### Stated goal:
Your reply should be one number: the count of lines holding the word "Linear".

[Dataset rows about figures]
******
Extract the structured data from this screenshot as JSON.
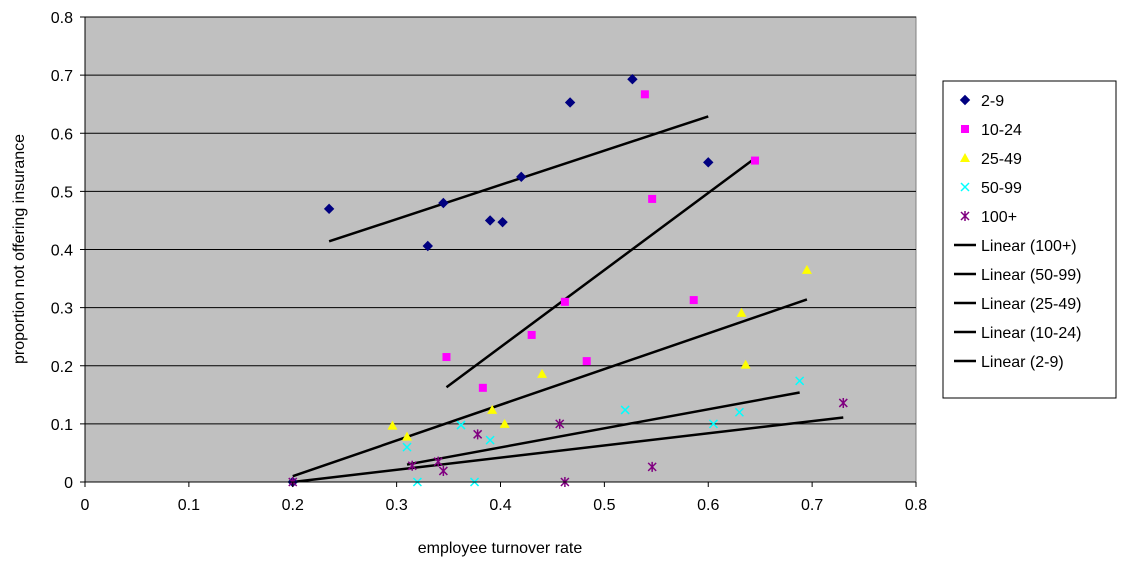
{
  "chart_data": {
    "type": "scatter",
    "title": "",
    "xlabel": "employee turnover rate",
    "ylabel": "proportion not offering insurance",
    "xlim": [
      0,
      0.8
    ],
    "ylim": [
      0,
      0.8
    ],
    "xticks": [
      0,
      0.1,
      0.2,
      0.3,
      0.4,
      0.5,
      0.6,
      0.7,
      0.8
    ],
    "yticks": [
      0,
      0.1,
      0.2,
      0.3,
      0.4,
      0.5,
      0.6,
      0.7,
      0.8
    ],
    "xtick_labels": [
      "0",
      "0.1",
      "0.2",
      "0.3",
      "0.4",
      "0.5",
      "0.6",
      "0.7",
      "0.8"
    ],
    "ytick_labels": [
      "0",
      "0.1",
      "0.2",
      "0.3",
      "0.4",
      "0.5",
      "0.6",
      "0.7",
      "0.8"
    ],
    "grid": "horizontal",
    "plot_background": "#c0c0c0",
    "legend_position": "right",
    "series": [
      {
        "name": "2-9",
        "marker": "diamond",
        "color": "#000080",
        "points": [
          [
            0.235,
            0.47
          ],
          [
            0.33,
            0.406
          ],
          [
            0.345,
            0.48
          ],
          [
            0.39,
            0.45
          ],
          [
            0.402,
            0.447
          ],
          [
            0.42,
            0.525
          ],
          [
            0.467,
            0.653
          ],
          [
            0.527,
            0.693
          ],
          [
            0.6,
            0.55
          ],
          [
            0.2,
            0.0
          ]
        ]
      },
      {
        "name": "10-24",
        "marker": "square",
        "color": "#ff00ff",
        "points": [
          [
            0.348,
            0.215
          ],
          [
            0.383,
            0.162
          ],
          [
            0.43,
            0.253
          ],
          [
            0.462,
            0.31
          ],
          [
            0.483,
            0.208
          ],
          [
            0.539,
            0.667
          ],
          [
            0.546,
            0.487
          ],
          [
            0.586,
            0.313
          ],
          [
            0.645,
            0.553
          ]
        ]
      },
      {
        "name": "25-49",
        "marker": "triangle",
        "color": "#ffff00",
        "points": [
          [
            0.296,
            0.097
          ],
          [
            0.31,
            0.078
          ],
          [
            0.392,
            0.124
          ],
          [
            0.404,
            0.1
          ],
          [
            0.44,
            0.186
          ],
          [
            0.632,
            0.291
          ],
          [
            0.636,
            0.202
          ],
          [
            0.695,
            0.365
          ]
        ]
      },
      {
        "name": "50-99",
        "marker": "x",
        "color": "#00ffff",
        "points": [
          [
            0.31,
            0.06
          ],
          [
            0.32,
            0.0
          ],
          [
            0.362,
            0.098
          ],
          [
            0.375,
            0.0
          ],
          [
            0.39,
            0.072
          ],
          [
            0.52,
            0.124
          ],
          [
            0.605,
            0.1
          ],
          [
            0.63,
            0.12
          ],
          [
            0.688,
            0.174
          ]
        ]
      },
      {
        "name": "100+",
        "marker": "star",
        "color": "#800080",
        "points": [
          [
            0.2,
            0.0
          ],
          [
            0.315,
            0.028
          ],
          [
            0.34,
            0.035
          ],
          [
            0.345,
            0.019
          ],
          [
            0.378,
            0.082
          ],
          [
            0.457,
            0.1
          ],
          [
            0.462,
            0.0
          ],
          [
            0.546,
            0.026
          ],
          [
            0.73,
            0.136
          ]
        ]
      }
    ],
    "trendlines": [
      {
        "name": "Linear (100+)",
        "color": "#000000",
        "x": [
          0.2,
          0.73
        ],
        "y": [
          0.0,
          0.111
        ]
      },
      {
        "name": "Linear (50-99)",
        "color": "#000000",
        "x": [
          0.31,
          0.688
        ],
        "y": [
          0.03,
          0.154
        ]
      },
      {
        "name": "Linear (25-49)",
        "color": "#000000",
        "x": [
          0.2,
          0.695
        ],
        "y": [
          0.01,
          0.314
        ]
      },
      {
        "name": "Linear (10-24)",
        "color": "#000000",
        "x": [
          0.348,
          0.645
        ],
        "y": [
          0.163,
          0.557
        ]
      },
      {
        "name": "Linear (2-9)",
        "color": "#000000",
        "x": [
          0.235,
          0.6
        ],
        "y": [
          0.414,
          0.629
        ]
      }
    ],
    "legend": [
      "2-9",
      "10-24",
      "25-49",
      "50-99",
      "100+",
      "Linear (100+)",
      "Linear (50-99)",
      "Linear (25-49)",
      "Linear (10-24)",
      "Linear (2-9)"
    ]
  }
}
******
### Task response:
10